Pull out every line below that holds the word "Biomasa".

***

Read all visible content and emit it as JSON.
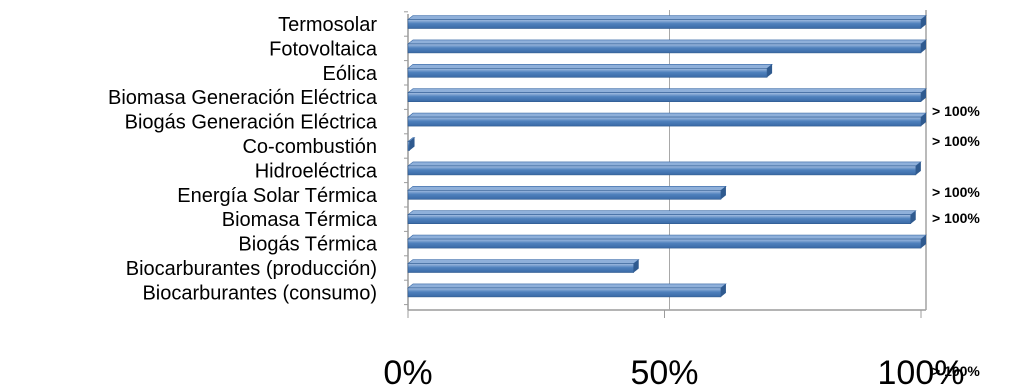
{
  "chart_data": {
    "type": "bar",
    "orientation": "horizontal",
    "style": "3d",
    "categories": [
      "Termosolar",
      "Fotovoltaica",
      "Eólica",
      "Biomasa Generación Eléctrica",
      "Biogás Generación Eléctrica",
      "Co-combustión",
      "Hidroeléctrica",
      "Energía Solar Térmica",
      "Biomasa Térmica",
      "Biogás Térmica",
      "Biocarburantes (producción)",
      "Biocarburantes (consumo)"
    ],
    "values": [
      100,
      100,
      70,
      100,
      100,
      0.3,
      99,
      61,
      98,
      100,
      44,
      61
    ],
    "xlim": [
      0,
      100
    ],
    "xticks": [
      "0%",
      "50%",
      "100%"
    ],
    "grid": true,
    "legend": "none",
    "bar_color": "#4f81bd",
    "annotations": [
      "> 100%",
      "> 100%",
      "> 100%",
      "> 100%",
      "> 100%"
    ]
  }
}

***

EXERCISE SOLUTION:
      "Biomasa Generación Eléctrica",
      "Biomasa Térmica",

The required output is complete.